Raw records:

☆ ☆ ☆ ☆ ☆ ☆ ☆

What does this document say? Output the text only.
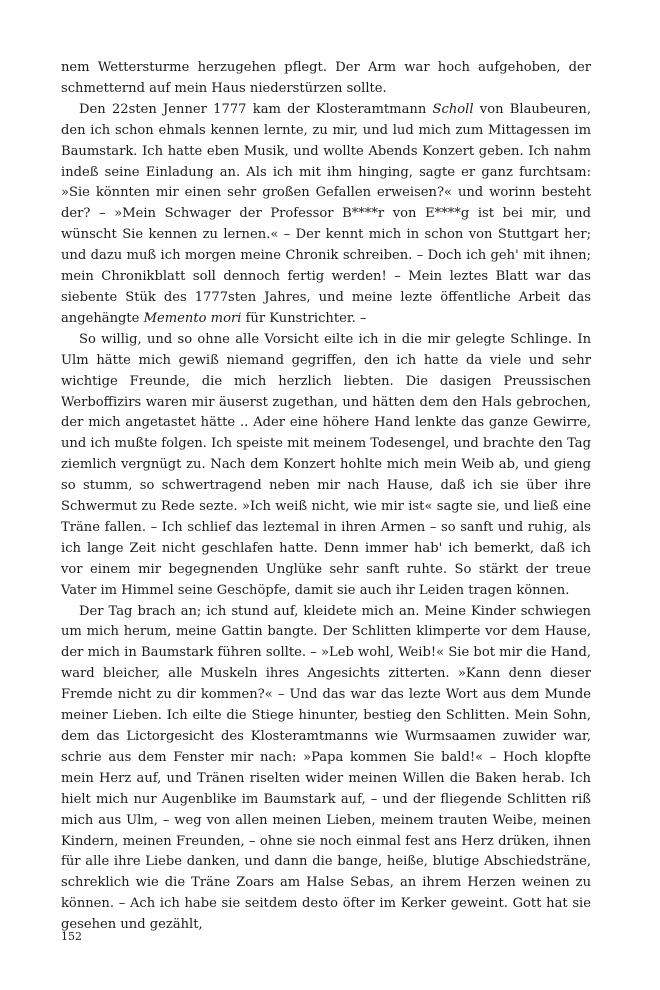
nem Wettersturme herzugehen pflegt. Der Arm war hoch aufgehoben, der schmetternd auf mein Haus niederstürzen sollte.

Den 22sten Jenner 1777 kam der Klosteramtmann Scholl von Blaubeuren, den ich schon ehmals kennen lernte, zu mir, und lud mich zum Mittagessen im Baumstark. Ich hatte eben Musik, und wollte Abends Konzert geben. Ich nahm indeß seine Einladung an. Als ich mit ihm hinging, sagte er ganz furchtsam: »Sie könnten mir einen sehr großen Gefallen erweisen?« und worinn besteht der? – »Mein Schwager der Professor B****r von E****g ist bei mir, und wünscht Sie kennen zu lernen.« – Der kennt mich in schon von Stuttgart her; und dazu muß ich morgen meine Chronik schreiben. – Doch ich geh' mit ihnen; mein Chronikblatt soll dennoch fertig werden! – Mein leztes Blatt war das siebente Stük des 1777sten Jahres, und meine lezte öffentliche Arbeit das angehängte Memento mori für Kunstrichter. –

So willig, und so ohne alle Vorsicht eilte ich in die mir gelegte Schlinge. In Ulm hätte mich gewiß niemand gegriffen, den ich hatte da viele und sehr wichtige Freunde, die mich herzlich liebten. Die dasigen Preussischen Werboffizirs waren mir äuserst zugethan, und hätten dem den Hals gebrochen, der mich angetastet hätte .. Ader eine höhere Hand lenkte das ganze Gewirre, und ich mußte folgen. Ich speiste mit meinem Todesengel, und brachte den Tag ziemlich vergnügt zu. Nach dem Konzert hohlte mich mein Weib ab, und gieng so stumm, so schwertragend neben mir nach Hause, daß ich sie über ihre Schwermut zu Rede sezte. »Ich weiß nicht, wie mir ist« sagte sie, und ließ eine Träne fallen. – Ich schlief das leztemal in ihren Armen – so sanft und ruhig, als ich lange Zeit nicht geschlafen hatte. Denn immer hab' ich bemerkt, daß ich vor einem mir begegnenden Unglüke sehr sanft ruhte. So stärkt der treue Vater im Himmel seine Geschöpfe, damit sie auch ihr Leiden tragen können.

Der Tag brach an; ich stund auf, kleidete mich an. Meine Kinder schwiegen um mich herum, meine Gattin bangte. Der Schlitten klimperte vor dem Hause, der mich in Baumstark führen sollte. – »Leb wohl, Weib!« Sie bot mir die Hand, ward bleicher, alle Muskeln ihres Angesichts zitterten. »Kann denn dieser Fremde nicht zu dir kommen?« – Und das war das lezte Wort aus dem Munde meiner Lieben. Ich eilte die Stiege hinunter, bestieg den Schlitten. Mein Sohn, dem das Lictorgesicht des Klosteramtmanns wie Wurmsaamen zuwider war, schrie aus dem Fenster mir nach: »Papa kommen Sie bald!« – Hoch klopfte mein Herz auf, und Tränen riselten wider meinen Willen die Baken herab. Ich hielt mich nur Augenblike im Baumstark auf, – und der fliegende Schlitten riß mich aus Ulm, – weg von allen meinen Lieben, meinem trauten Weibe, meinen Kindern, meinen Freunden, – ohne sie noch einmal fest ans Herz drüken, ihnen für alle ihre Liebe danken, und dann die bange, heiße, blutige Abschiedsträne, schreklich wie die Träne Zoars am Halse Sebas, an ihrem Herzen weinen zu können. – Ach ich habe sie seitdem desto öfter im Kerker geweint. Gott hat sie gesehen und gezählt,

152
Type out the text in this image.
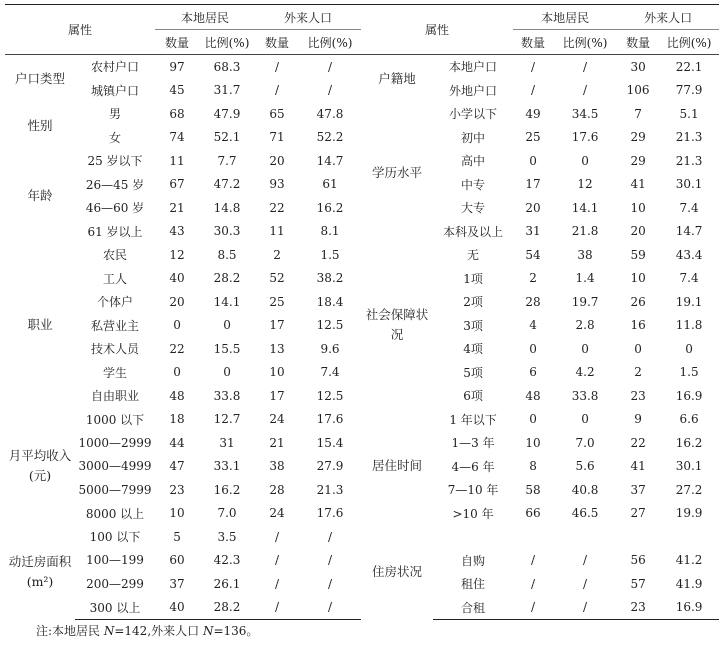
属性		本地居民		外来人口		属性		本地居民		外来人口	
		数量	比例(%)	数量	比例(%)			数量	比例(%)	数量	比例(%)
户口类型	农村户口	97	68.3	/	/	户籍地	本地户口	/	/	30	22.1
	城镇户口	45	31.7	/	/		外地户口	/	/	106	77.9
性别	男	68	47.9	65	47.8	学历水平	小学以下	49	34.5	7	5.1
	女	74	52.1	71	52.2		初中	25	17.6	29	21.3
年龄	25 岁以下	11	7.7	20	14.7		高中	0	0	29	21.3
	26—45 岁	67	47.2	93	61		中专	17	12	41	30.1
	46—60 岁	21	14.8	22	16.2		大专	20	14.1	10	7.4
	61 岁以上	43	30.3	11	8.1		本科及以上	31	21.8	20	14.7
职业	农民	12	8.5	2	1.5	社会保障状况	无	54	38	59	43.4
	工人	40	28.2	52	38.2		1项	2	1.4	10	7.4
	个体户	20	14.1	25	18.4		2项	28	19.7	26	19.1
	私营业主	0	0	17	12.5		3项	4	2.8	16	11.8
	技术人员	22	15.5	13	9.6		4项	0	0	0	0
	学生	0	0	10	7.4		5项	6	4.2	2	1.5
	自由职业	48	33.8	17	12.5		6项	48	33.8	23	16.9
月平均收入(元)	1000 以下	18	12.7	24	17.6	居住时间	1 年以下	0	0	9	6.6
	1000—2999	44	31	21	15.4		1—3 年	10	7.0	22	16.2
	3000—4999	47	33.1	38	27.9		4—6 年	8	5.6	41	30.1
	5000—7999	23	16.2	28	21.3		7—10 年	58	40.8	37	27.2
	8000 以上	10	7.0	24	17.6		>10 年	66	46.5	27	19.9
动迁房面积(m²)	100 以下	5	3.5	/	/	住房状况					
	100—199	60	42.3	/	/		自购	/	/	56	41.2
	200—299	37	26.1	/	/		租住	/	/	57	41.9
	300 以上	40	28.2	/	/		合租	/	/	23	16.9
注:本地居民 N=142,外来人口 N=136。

☆ ☆ ☆ ☆ ☆ ☆ ☆

▸ **EXERCISE TASK**
Gather all the lines that include the word "eilte" and copy them out.

▸ **SOLVED EXERCISE**
So willig, und so ohne alle Vorsicht eilte ich in die mir gelegte Schlinge. In Ulm hätte mich gewiß niemand gegriffen, den ich hatte da viele und sehr wichtige Freunde, die mich herzlich liebten. Die dasigen Preussischen Werboffizirs waren mir äuserst zugethan, und hätten dem den Hals gebrochen, der mich angetastet hätte .. Ader eine höhere Hand lenkte das ganze Gewirre, und ich mußte folgen. Ich speiste mit meinem Todesengel, und brachte den Tag ziemlich vergnügt zu. Nach dem Konzert hohlte mich mein Weib ab, und gieng so stumm, so schwertragend neben mir nach Hause, daß ich sie über ihre Schwermut zu Rede sezte. »Ich weiß nicht, wie mir ist« sagte sie, und ließ eine Träne fallen. – Ich schlief das leztemal in ihren Armen – so sanft und ruhig, als ich lange Zeit nicht geschlafen hatte. Denn immer hab' ich bemerkt, daß ich vor einem mir begegnenden Unglüke sehr sanft ruhte. So stärkt der treue Vater im Himmel seine Geschöpfe, damit sie auch ihr Leiden tragen können.
Der Tag brach an; ich stund auf, kleidete mich an. Meine Kinder schwiegen um mich herum, meine Gattin bangte. Der Schlitten klimperte vor dem Hause, der mich in Baumstark führen sollte. – »Leb wohl, Weib!« Sie bot mir die Hand, ward bleicher, alle Muskeln ihres Angesichts zitterten. »Kann denn dieser Fremde nicht zu dir kommen?« – Und das war das lezte Wort aus dem Munde meiner Lieben. Ich eilte die Stiege hinunter, bestieg den Schlitten. Mein Sohn, dem das Lictorgesicht des Klosteramtmanns wie Wurmsaamen zuwider war, schrie aus dem Fenster mir nach: »Papa kommen Sie bald!« – Hoch klopfte mein Herz auf, und Tränen riselten wider meinen Willen die Baken herab. Ich hielt mich nur Augenblike im Baumstark auf, – und der fliegende Schlitten riß mich aus Ulm, – weg von allen meinen Lieben, meinem trauten Weibe, meinen Kindern, meinen Freunden, – ohne sie noch einmal fest ans Herz drüken, ihnen für alle ihre Liebe danken, und dann die bange, heiße, blutige Abschiedsträne, schreklich wie die Träne Zoars am Halse Sebas, an ihrem Herzen weinen zu können. – Ach ich habe sie seitdem desto öfter im Kerker geweint. Gott hat sie gesehen und gezählt,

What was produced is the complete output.